*YOUR OBJECTIVE:*
Each line containing the word "lungs" must be collected.

⁂

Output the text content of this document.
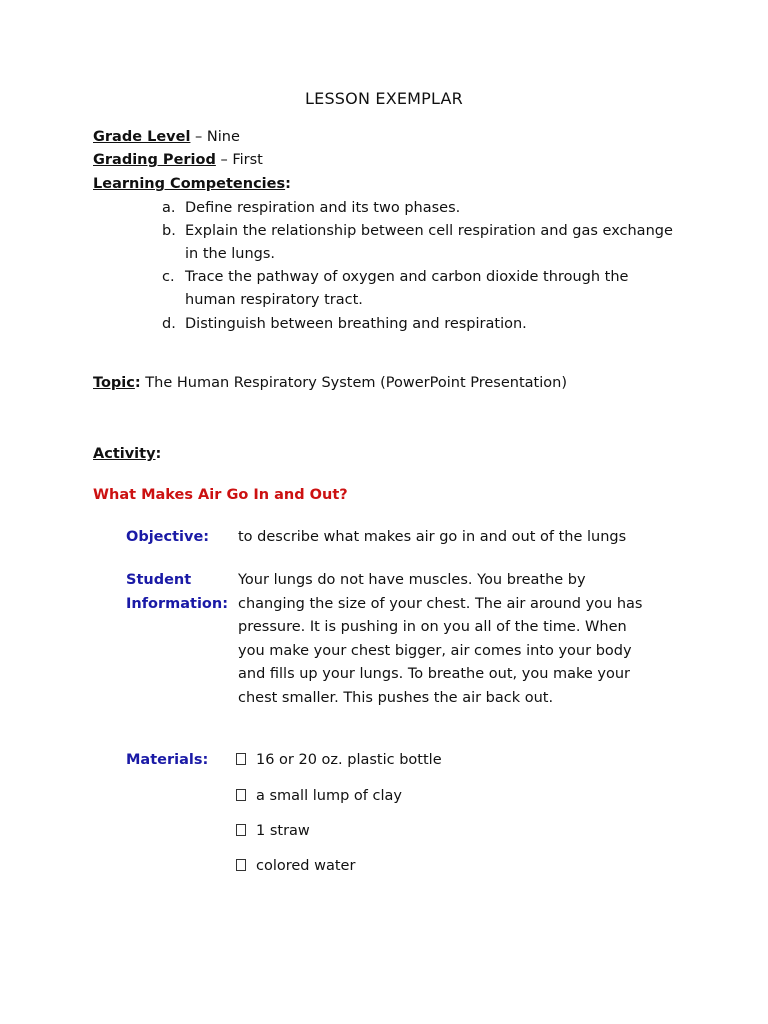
LESSON EXEMPLAR
Grade Level – Nine
Grading Period – First
Learning Competencies:
a. Define respiration and its two phases.
b. Explain the relationship between cell respiration and gas exchange
in the lungs.
c. Trace the pathway of oxygen and carbon dioxide through the
human respiratory tract.
d. Distinguish between breathing and respiration.
Topic: The Human Respiratory System (PowerPoint Presentation)
Activity:
What Makes Air Go In and Out?
Objective: to describe what makes air go in and out of the lungs
Student
Information:
Your lungs do not have muscles. You breathe by changing the size of your chest. The air around you has pressure. It is pushing in on you all of the time. When you make your chest bigger, air comes into your body and fills up your lungs. To breathe out, you make your chest smaller. This pushes the air back out.
Materials:	16 or 20 oz. plastic bottle
a small lump of clay
1 straw
colored water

⁂

*TASK RESULT:*
in the lungs.
Objective: to describe what makes air go in and out of the lungs
Your lungs do not have muscles. You breathe by changing the size of your chest. The air around you has pressure. It is pushing in on you all of the time. When you make your chest bigger, air comes into your body and fills up your lungs. To breathe out, you make your chest smaller. This pushes the air back out.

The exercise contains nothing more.